:: Goal ::
Scan the listing below for the word "image" and state how many lines hold it. Write nothing but the number.

Dataset records
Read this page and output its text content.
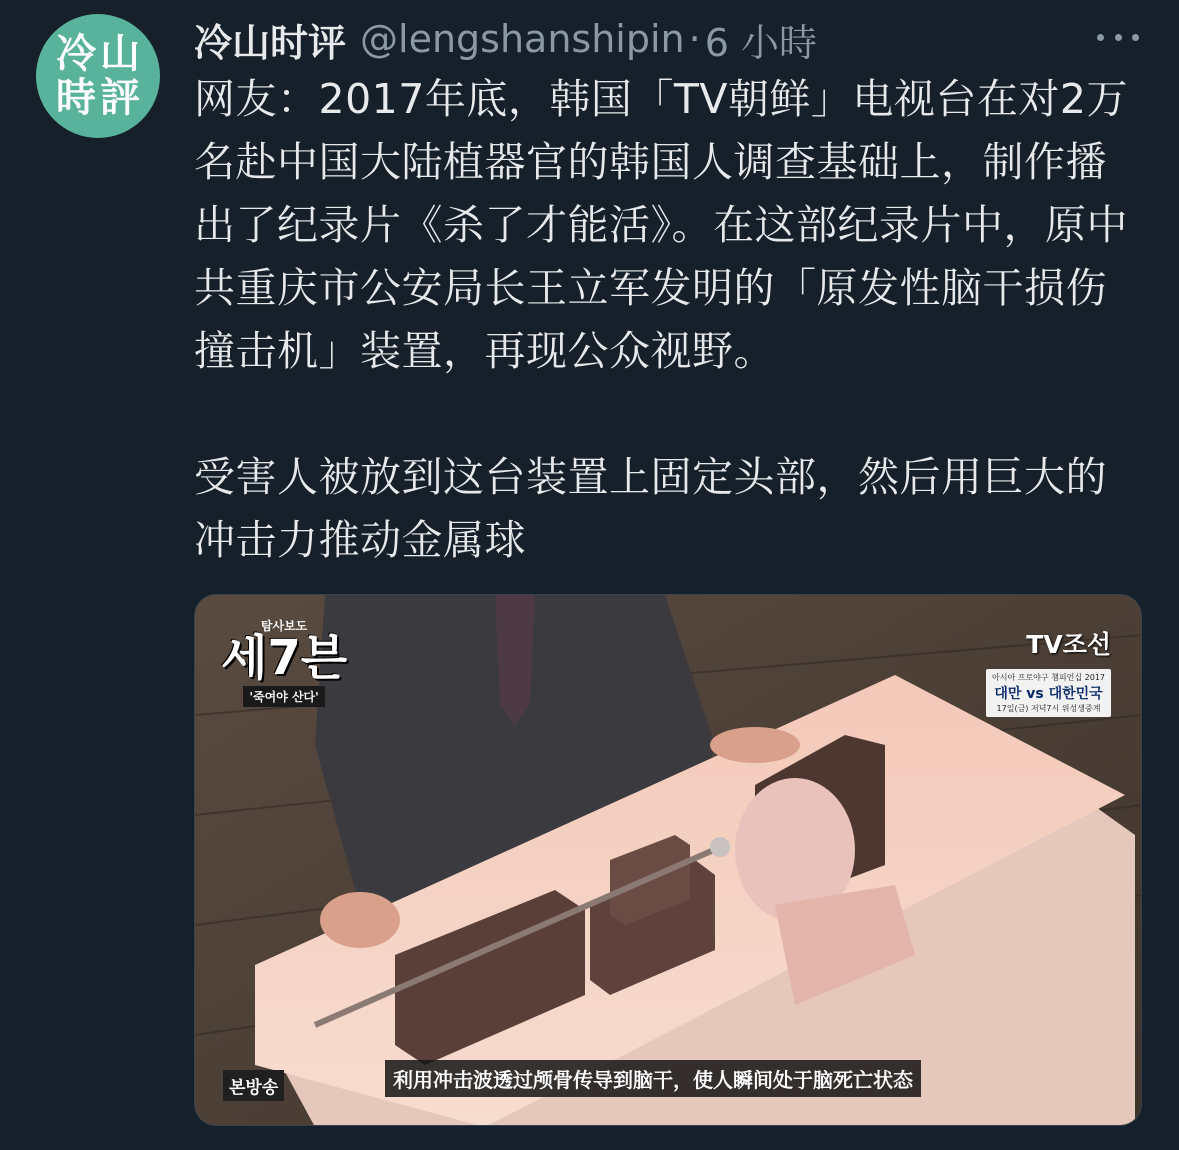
冷 山
時 評
冷山时评 @lengshanshipin · 6 小時

网友：2017年底，韩国「TV朝鲜」电视台在对2万名赴中国大陆植器官的韩国人调查基础上，制作播出了纪录片《杀了才能活》。在这部纪录片中，原中共重庆市公安局长王立军发明的「原发性脑干损伤撞击机」装置，再现公众视野。

受害人被放到这台装置上固定头部，然后用巨大的冲击力推动金属球

탐사보도
세7븐
'죽여야 산다'
TV조선
아시아 프로야구 챔피언십 2017
대만 vs 대한민국
17일(금) 저녁7시 위성생중계
본방송	利用冲击波透过颅骨传导到脑干，使人瞬间处于脑死亡状态
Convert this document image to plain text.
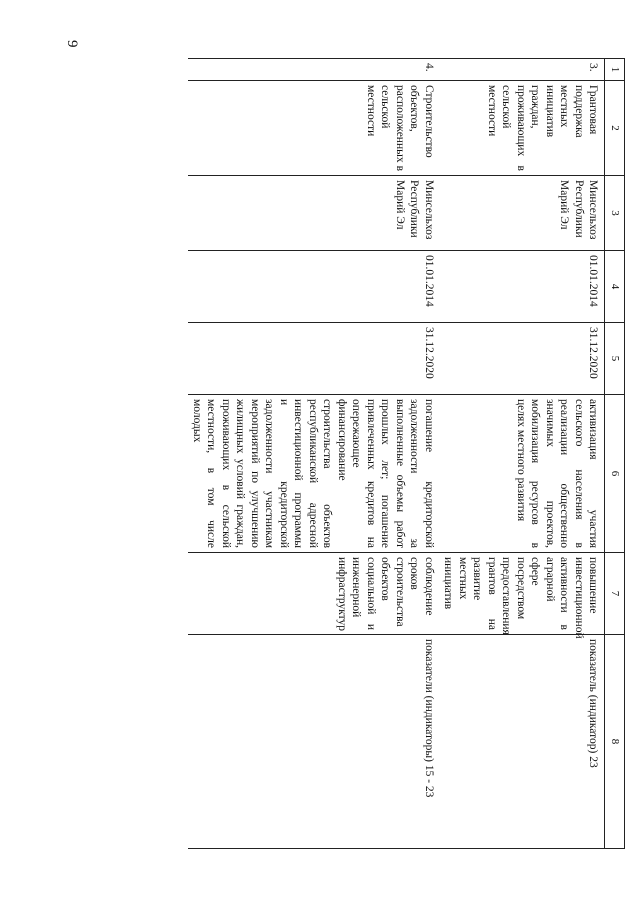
9
1	2	3	4	5	6	7	8
3.	Грантовая поддержка местных инициатив граждан, проживающих в сельской местности	Минсельхоз Республики Марий Эл	01.01.2014	31.12.2020	активизация участия сельского населения в реализации общественно значимых проектов, мобилизация ресурсов в целях местного развития	повышение инвестиционной активности в аграрной сфере посредством предоставления грантов на развитие местных инициатив	показатель (индикатор) 23
4.	Строительство объектов, расположенных в сельской местности	Минсельхоз Республики Марий Эл	01.01.2014	31.12.2020	погашение кредиторской задолженности за выполненные объемы работ прошлых лет; погашение привлеченных кредитов на опережающее финансирование строительства объектов республиканской адресной инвестиционной программы и кредиторской задолженности участникам мероприятий по улучшению жилищных условий граждан, проживающих в сельской местности, в том числе молодых	соблюдение сроков строительства объектов социальной и инженерной инфраструктур	показатели (индикаторы) 15 - 23
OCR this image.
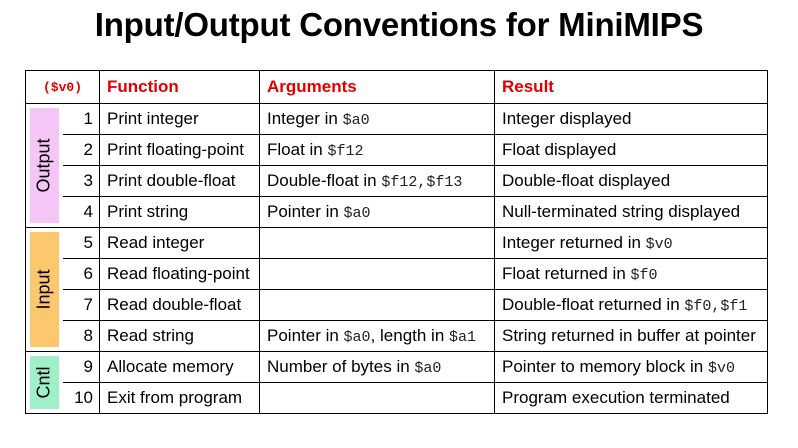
Input/Output Conventions for MiniMIPS
($v0)		Function	Arguments	Result

Output	1	Print integer	Integer in $a0	Integer displayed
	2	Print floating-point	Float in $f12	Float displayed
	3	Print double-float	Double-float in $f12,$f13	Double-float displayed
	4	Print string	Pointer in $a0	Null-terminated string displayed

Input	5	Read integer		Integer returned in $v0
	6	Read floating-point		Float returned in $f0
	7	Read double-float		Double-float returned in $f0,$f1
	8	Read string	Pointer in $a0, length in $a1	String returned in buffer at pointer

Cntl	9	Allocate memory	Number of bytes in $a0	Pointer to memory block in $v0
	10	Exit from program		Program execution terminated
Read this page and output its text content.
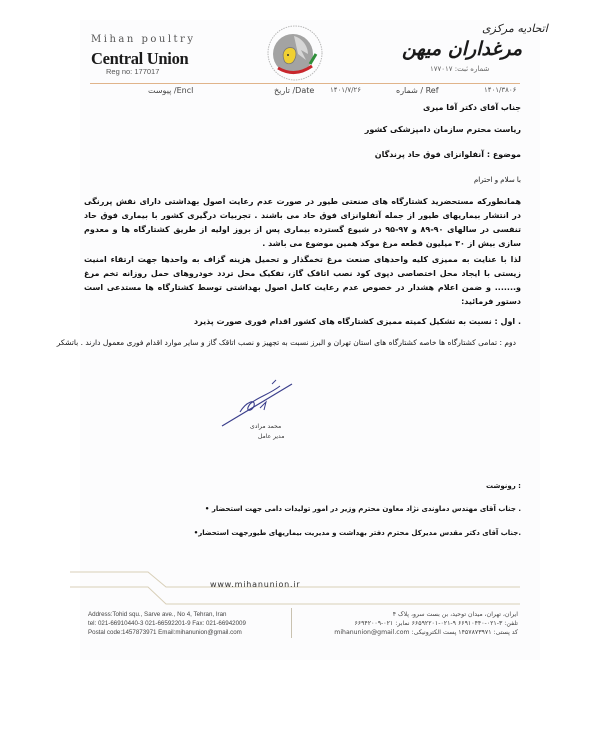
Mihan poultry
Central Union
Reg no: 177017
اتحادیه مرکزی
مرغداران میهن
شماره ثبت: ۱۷۷۰۱۷
۱۴۰۱/۳۸۰۶
شماره / Ref
۱۴۰۱/۷/۲۶
تاریخ /Date
پیوست /Encl
جناب آقای دکتر آقا میری
ریاست محترم سازمان دامپزشکی کشور
موضوع : آنفلوانزای فوق حاد پرندگان
با سلام و احترام
همانطورکه مستحضرید کشتارگاه های صنعتی طیور در صورت عدم رعایت اصول بهداشتی دارای نقش پررنگی در انتشار بیماریهای طیور از جمله آنفلوانزای فوق حاد می باشند . تجربیات درگیری کشور با بیماری فوق حاد تنفسی در سالهای ۹۰-۸۹ و ۹۷-۹۵ در شیوع گسترده بیماری پس از بروز اولیه از طریق کشتارگاه ها و معدوم سازی بیش از ۳۰ میلیون قطعه مرغ موکد همین موضوع می باشد .
لذا با عنایت به ممیزی کلیه واحدهای صنعت مرغ تخمگذار و تحمیل هزینه گزاف به واحدها جهت ارتقاء امنیت زیستی با ایجاد محل اختصاصی دپوی کود نصب اتاقک گاز، تفکیک محل تردد خودروهای حمل روزانه تخم مرغ و....... و ضمن اعلام هشدار در خصوص عدم رعایت کامل اصول بهداشتی توسط کشتارگاه ها مستدعی است دستور فرمائید:
اول : نسبت به تشکیل کمیته ممیزی کشتارگاه های کشور اقدام فوری صورت پذیرد .
دوم : تمامی کشتارگاه ها خاصه کشتارگاه های استان تهران و البرز نسبت به تجهیز و نصب اتاقک گاز و سایر موارد اقدام فوری معمول دارند . باتشکر
محمد مرادی
مدیر عامل
رونوشت :
• جناب آقای مهندس دماوندی نژاد معاون محترم وزیر در امور تولیدات دامی جهت استحضار .
•جناب آقای دکتر مقدس مدیرکل محترم دفتر بهداشت و مدیریت بیماریهای طیورجهت استحضار.
www.mihanunion.ir
Address:Tohid squ., Sarve ave., No 4, Tehran, Iran
tel: 021-66910440-3 021-66592201-9 Fax: 021-66942009
Postal code:1457873971 Email:mihanunion@gmail.com
ایران، تهران، میدان توحید، بن بست سرو، پلاک ۴
تلفن: ۳-۰۲۱-۶۶۹۱۰۴۴۰ ۹-۰۲۱-۶۶۵۹۲۲۰۱ نمابر: ۰۲۱-۶۶۹۴۲۰۰۹
کد پستی: ۱۴۵۷۸۷۳۹۷۱ پست الکترونیکی: mihanunion@gmail.com
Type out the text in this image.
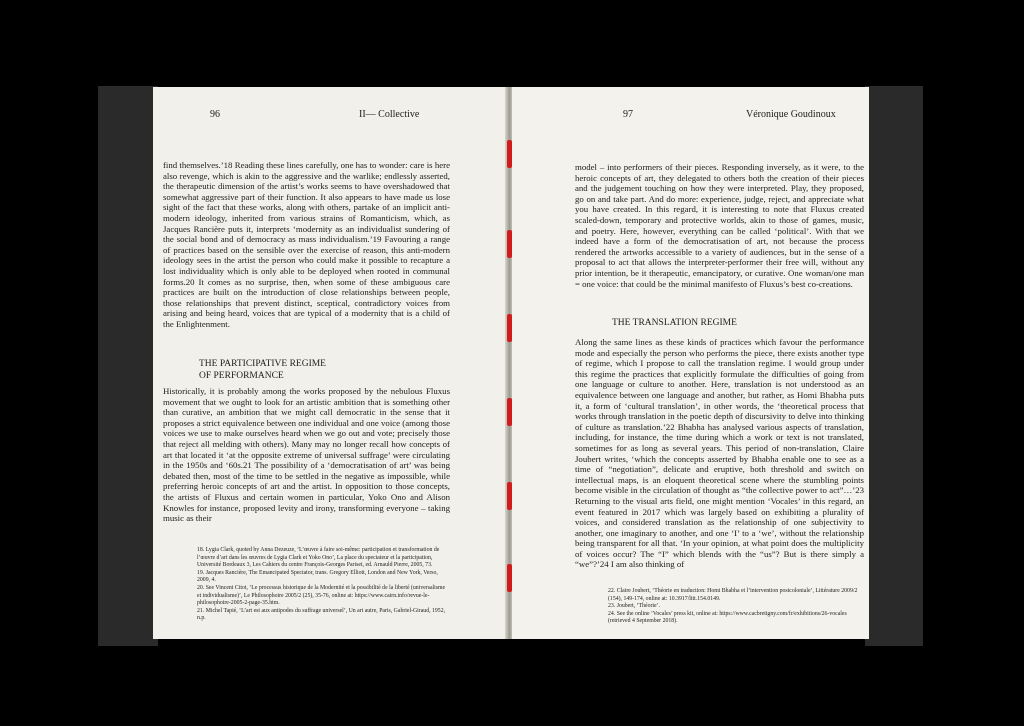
96	II— Collective

find themselves.’18 Reading these lines carefully, one has to wonder: care is here also revenge, which is akin to the aggressive and the warlike; endlessly asserted, the therapeutic dimension of the artist’s works seems to have overshadowed that somewhat aggressive part of their function. It also appears to have made us lose sight of the fact that these works, along with others, partake of an implicit anti-modern ideology, inherited from various strains of Romanticism, which, as Jacques Rancière puts it, interprets ‘modernity as an individualist sundering of the social bond and of democracy as mass individualism.’19 Favouring a range of practices based on the sensible over the exercise of reason, this anti-modern ideology sees in the artist the person who could make it possible to recapture a lost individuality which is only able to be deployed when rooted in communal forms.20 It comes as no surprise, then, when some of these ambiguous care practices are built on the introduction of close relationships between people, those relationships that prevent distinct, sceptical, contradictory voices from arising and being heard, voices that are typical of a modernity that is a child of the Enlightenment.

THE PARTICIPATIVE REGIME
OF PERFORMANCE

Historically, it is probably among the works proposed by the nebulous Fluxus movement that we ought to look for an artistic ambition that is something other than curative, an ambition that we might call democratic in the sense that it proposes a strict equivalence between one individual and one voice (among those voices we use to make ourselves heard when we go out and vote; precisely those that reject all melding with others). Many may no longer recall how concepts of art that located it ‘at the opposite extreme of universal suffrage’ were circulating in the 1950s and ‘60s.21 The possibility of a ‘democratisation of art’ was being debated then, most of the time to be settled in the negative as impossible, while preferring heroic concepts of art and the artist. In opposition to those concepts, the artists of Fluxus and certain women in particular, Yoko Ono and Alison Knowles for instance, proposed levity and irony, transforming everyone – taking music as their

18. Lygia Clark, quoted by Anna Dezeuze, ‘L’œuvre à faire soi-même: participation et transformation de l’œuvre d’art dans les œuvres de Lygia Clark et Yoko Ono’, La place du spectateur et la participation, Université Bordeaux 3, Les Cahiers du centre François-Georges Pariset, ed. Arnauld Pierre, 2005, 73.

19. Jacques Rancière, The Emancipated Spectator, trans. Gregory Elliott, London and New York, Verso, 2009, 4.

20. See Vincent Citot, ‘Le processus historique de la Modernité et la possibilité de la liberté (universalisme et individualisme)’, Le Philosophoire 2005/2 (25), 35-76, online at: https://www.cairn.info/revue-le-philosophoire-2005-2-page-35.htm.

21. Michel Tapié, ‘L’art est aux antipodes du suffrage universel’, Un art autre, Paris, Gabriel-Giraud, 1952, n.p.

97	Véronique Goudinoux

model – into performers of their pieces. Responding inversely, as it were, to the heroic concepts of art, they delegated to others both the creation of their pieces and the judgement touching on how they were interpreted. Play, they proposed, go on and take part. And do more: experience, judge, reject, and appreciate what you have created. In this regard, it is interesting to note that Fluxus created scaled-down, temporary and protective worlds, akin to those of games, music, and poetry. Here, however, everything can be called ‘political’. With that we indeed have a form of the democratisation of art, not because the process rendered the artworks accessible to a variety of audiences, but in the sense of a proposal to act that allows the interpreter-performer their free will, without any prior intention, be it therapeutic, emancipatory, or curative. One woman/one man = one voice: that could be the minimal manifesto of Fluxus’s best co-creations.

THE TRANSLATION REGIME

Along the same lines as these kinds of practices which favour the performance mode and especially the person who performs the piece, there exists another type of regime, which I propose to call the translation regime. I would group under this regime the practices that explicitly formulate the difficulties of going from one language or culture to another. Here, translation is not understood as an equivalence between one language and another, but rather, as Homi Bhabha puts it, a form of ‘cultural translation’, in other words, the ‘theoretical process that works through translation in the poetic depth of discursivity to delve into thinking of culture as translation.’22 Bhabha has analysed various aspects of translation, including, for instance, the time during which a work or text is not translated, sometimes for as long as several years. This period of non-translation, Claire Joubert writes, ‘which the concepts asserted by Bhabha enable one to see as a time of “negotiation”, delicate and eruptive, both threshold and switch on intellectual maps, is an eloquent theoretical scene where the stumbling points become visible in the circulation of thought as “the collective power to act”…’23 Returning to the visual arts field, one might mention ‘Vocales’ in this regard, an event featured in 2017 which was largely based on exhibiting a plurality of voices, and considered translation as the relationship of one subjectivity to another, one imaginary to another, and one ‘I’ to a ‘we’, without the relationship being transparent for all that. ‘In your opinion, at what point does the multiplicity of voices occur? The “I” which blends with the “us”? But is there simply a “we”?’24 I am also thinking of

22. Claire Joubert, ‘Théorie en traduction: Homi Bhabha et l’intervention postcoloniale’, Littérature 2009/2 (154), 149-174, online at: 10.3917/litt.154.0149.

23. Joubert, ‘Théorie’.

24. See the online ‘Vocales’ press kit, online at: https://www.cacbretigny.com/fr/exhibitions/26-vocales (retrieved 4 September 2018).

:: Exercise output ::
3